§ What needs to be done:
In the copy, include every entry exactly but none of the images.

§ Recorded information:
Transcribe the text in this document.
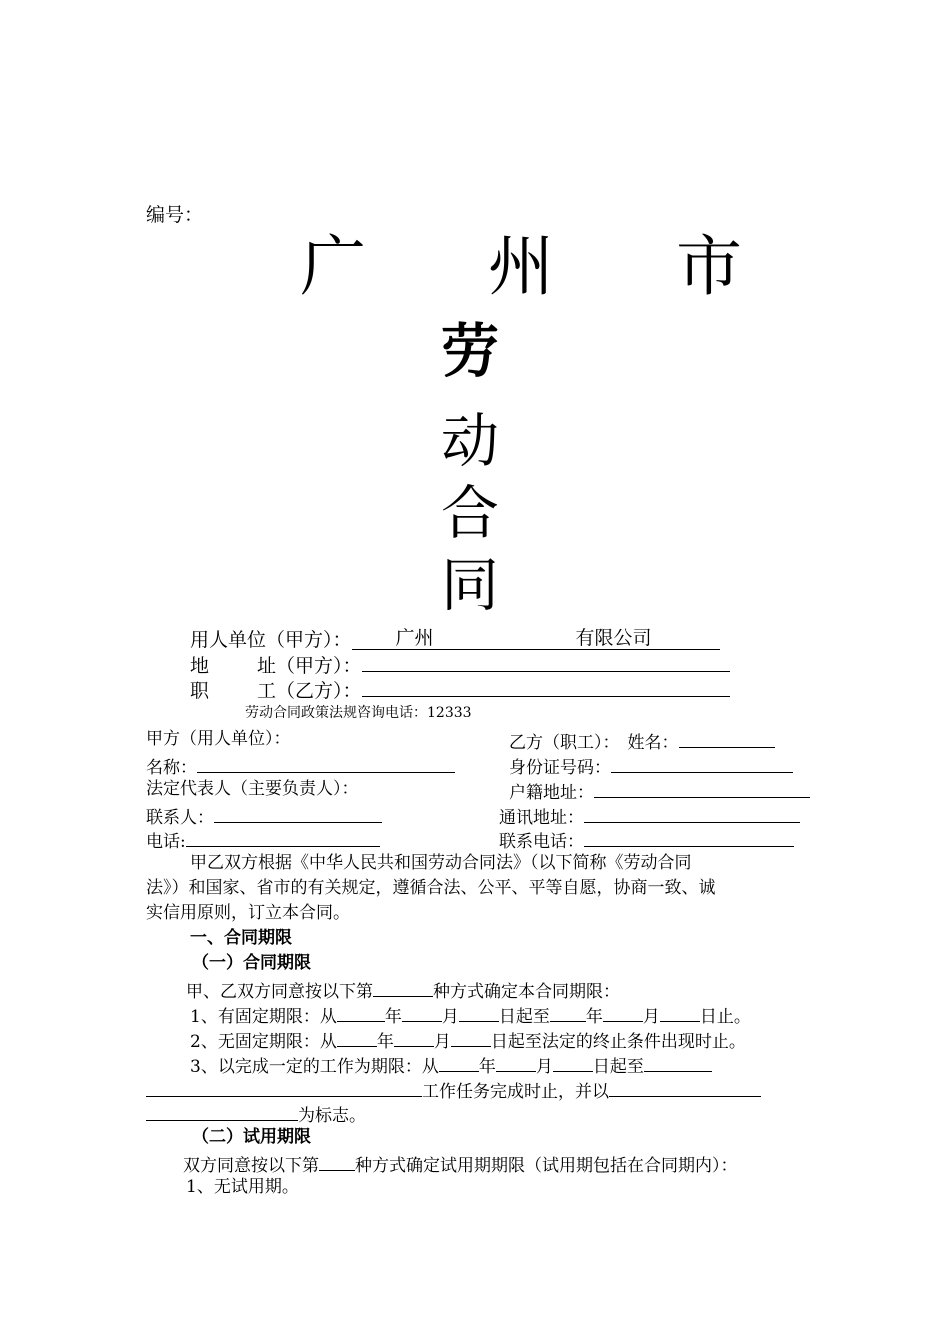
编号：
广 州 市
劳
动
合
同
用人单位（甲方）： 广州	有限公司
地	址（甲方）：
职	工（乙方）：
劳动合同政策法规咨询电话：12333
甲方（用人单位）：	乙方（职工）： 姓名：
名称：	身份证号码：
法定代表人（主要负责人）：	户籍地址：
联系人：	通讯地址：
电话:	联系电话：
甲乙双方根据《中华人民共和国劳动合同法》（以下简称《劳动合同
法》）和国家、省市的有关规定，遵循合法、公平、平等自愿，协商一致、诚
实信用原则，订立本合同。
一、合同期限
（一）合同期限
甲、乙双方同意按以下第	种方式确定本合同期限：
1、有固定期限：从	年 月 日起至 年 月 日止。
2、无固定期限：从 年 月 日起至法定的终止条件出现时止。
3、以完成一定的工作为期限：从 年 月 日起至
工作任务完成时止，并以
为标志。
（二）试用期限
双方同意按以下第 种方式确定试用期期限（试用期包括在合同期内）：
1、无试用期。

§ Task solution:
Transcribe the text in this document.
编号：
广 州 市
劳
动
合
同
用人单位（甲方）： 广州	有限公司
地	址（甲方）：
职	工（乙方）：
劳动合同政策法规咨询电话：12333
甲方（用人单位）：	乙方（职工）： 姓名：
名称：	身份证号码：
法定代表人（主要负责人）：	户籍地址：
联系人：	通讯地址：
电话:	联系电话：
甲乙双方根据《中华人民共和国劳动合同法》（以下简称《劳动合同
法》）和国家、省市的有关规定，遵循合法、公平、平等自愿，协商一致、诚
实信用原则，订立本合同。
一、合同期限
（一）合同期限
甲、乙双方同意按以下第	种方式确定本合同期限：
1、有固定期限：从	年 月 日起至 年 月 日止。
2、无固定期限：从 年 月 日起至法定的终止条件出现时止。
3、以完成一定的工作为期限：从 年 月 日起至
工作任务完成时止，并以
为标志。
（二）试用期限
双方同意按以下第 种方式确定试用期期限（试用期包括在合同期内）：
1、无试用期。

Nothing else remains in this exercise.